───── Records shown

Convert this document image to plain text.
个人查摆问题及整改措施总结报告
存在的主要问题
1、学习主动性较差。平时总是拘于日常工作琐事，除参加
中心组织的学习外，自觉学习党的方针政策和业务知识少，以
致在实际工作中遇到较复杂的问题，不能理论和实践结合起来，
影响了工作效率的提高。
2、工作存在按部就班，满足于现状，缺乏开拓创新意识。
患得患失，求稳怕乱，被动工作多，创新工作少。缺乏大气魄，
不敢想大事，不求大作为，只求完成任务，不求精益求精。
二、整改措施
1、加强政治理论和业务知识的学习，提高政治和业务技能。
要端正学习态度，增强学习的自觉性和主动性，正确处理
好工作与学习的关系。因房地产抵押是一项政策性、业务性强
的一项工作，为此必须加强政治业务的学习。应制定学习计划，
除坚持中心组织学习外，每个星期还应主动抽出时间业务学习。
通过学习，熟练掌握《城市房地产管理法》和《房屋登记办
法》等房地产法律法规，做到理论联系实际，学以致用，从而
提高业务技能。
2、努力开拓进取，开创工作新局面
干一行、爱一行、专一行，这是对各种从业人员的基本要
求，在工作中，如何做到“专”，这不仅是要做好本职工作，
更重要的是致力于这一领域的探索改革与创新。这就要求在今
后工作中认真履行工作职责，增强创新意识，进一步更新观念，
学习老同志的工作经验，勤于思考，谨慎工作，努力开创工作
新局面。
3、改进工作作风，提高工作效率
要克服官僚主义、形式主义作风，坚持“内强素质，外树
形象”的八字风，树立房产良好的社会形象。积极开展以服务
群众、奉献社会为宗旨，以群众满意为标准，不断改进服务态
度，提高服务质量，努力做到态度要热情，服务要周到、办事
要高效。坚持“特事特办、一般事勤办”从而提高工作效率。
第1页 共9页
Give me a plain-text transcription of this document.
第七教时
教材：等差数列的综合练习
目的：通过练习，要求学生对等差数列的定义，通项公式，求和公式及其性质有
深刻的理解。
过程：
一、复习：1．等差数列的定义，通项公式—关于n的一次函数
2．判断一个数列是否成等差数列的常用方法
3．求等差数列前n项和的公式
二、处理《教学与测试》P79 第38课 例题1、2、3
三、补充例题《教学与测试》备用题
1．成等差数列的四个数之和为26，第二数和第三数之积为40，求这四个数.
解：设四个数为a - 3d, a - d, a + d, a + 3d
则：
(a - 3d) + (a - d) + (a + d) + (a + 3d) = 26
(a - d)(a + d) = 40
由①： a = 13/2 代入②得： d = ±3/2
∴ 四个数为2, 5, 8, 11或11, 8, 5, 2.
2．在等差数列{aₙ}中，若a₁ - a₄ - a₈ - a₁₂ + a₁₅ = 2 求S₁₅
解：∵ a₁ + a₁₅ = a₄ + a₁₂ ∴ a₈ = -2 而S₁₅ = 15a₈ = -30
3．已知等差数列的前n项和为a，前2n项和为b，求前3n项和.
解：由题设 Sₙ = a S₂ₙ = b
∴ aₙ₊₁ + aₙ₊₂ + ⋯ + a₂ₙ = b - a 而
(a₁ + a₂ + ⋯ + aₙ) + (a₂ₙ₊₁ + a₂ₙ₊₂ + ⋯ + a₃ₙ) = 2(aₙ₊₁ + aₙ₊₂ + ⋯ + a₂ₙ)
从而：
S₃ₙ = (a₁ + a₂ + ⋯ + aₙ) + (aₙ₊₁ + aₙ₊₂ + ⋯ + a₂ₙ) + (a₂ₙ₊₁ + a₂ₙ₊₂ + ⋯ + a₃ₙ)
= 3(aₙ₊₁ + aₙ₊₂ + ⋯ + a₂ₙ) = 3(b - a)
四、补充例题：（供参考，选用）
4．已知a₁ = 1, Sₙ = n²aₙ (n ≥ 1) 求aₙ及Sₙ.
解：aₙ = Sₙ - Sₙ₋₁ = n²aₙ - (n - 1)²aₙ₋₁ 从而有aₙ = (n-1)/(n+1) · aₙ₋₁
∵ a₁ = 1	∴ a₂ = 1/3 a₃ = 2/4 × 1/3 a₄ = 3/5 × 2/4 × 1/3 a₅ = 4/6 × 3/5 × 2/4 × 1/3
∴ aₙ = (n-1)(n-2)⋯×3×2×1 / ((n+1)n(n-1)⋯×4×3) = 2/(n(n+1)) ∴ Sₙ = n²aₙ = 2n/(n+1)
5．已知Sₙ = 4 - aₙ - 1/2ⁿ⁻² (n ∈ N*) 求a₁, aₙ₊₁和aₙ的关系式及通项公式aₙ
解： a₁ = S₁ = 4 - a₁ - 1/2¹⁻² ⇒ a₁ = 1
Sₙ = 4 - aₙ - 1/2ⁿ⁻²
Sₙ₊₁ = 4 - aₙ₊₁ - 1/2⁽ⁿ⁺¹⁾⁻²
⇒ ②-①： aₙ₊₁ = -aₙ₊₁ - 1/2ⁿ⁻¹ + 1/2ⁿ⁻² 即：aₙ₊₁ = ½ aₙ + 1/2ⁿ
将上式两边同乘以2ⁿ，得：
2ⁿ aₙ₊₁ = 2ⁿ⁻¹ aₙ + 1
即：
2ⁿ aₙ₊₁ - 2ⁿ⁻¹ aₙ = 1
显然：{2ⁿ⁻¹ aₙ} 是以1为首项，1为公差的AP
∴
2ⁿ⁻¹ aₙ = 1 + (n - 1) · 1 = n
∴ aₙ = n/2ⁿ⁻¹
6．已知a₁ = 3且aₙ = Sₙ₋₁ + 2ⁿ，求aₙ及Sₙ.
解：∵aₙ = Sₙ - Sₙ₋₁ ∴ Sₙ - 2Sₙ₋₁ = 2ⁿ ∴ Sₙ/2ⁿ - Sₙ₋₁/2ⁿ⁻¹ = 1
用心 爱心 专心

──────────

▶ Written problem
Filter the listing above for the string "n²aₙ" and copy every matching line.

▶ Written solution
4．已知a₁ = 1, Sₙ = n²aₙ (n ≥ 1) 求aₙ及Sₙ.
解：aₙ = Sₙ - Sₙ₋₁ = n²aₙ - (n - 1)²aₙ₋₁ 从而有aₙ = (n-1)/(n+1) · aₙ₋₁
∴ aₙ = (n-1)(n-2)⋯×3×2×1 / ((n+1)n(n-1)⋯×4×3) = 2/(n(n+1)) ∴ Sₙ = n²aₙ = 2n/(n+1)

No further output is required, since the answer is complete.